* Start EXERCISE MATERIAL *
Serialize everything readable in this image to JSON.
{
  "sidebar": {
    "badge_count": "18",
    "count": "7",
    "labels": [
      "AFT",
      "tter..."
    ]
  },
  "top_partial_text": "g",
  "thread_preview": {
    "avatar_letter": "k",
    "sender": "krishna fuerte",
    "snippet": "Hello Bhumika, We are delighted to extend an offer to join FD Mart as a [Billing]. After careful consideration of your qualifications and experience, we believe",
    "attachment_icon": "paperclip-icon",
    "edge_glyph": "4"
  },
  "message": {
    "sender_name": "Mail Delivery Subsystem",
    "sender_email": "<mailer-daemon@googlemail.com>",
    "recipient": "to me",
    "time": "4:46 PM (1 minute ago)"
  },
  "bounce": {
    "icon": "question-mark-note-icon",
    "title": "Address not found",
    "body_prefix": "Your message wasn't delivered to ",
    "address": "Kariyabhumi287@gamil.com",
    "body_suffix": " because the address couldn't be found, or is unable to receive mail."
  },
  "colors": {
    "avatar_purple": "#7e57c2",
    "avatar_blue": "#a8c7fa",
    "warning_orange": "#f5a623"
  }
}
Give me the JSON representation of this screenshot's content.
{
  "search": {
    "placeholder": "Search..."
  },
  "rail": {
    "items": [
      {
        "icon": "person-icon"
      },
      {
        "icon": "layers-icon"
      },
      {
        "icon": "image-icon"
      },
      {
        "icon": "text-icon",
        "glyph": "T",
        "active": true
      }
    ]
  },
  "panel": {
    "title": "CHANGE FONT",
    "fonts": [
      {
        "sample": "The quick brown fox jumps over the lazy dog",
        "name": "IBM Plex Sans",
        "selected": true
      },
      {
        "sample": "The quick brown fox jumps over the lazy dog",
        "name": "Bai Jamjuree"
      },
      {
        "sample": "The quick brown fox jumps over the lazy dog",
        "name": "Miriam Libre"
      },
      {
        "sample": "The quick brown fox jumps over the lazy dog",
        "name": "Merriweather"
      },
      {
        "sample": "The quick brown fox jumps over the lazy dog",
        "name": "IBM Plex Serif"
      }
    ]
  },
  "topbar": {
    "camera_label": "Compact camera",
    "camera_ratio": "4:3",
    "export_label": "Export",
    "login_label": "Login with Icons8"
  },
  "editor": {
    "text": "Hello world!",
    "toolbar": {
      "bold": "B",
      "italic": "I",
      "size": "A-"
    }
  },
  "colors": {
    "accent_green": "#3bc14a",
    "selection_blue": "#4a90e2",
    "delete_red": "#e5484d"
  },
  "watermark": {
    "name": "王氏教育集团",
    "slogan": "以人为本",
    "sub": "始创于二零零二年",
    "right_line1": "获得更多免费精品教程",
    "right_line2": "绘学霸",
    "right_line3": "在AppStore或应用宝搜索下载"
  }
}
* End EXERCISE MATERIAL *
EXERCISE AIM: Search the data for "found". Copy every matching line.

FULL SOLUTION:
    "title": "Address not found",
    "body_suffix": " because the address couldn't be found, or is unable to receive mail."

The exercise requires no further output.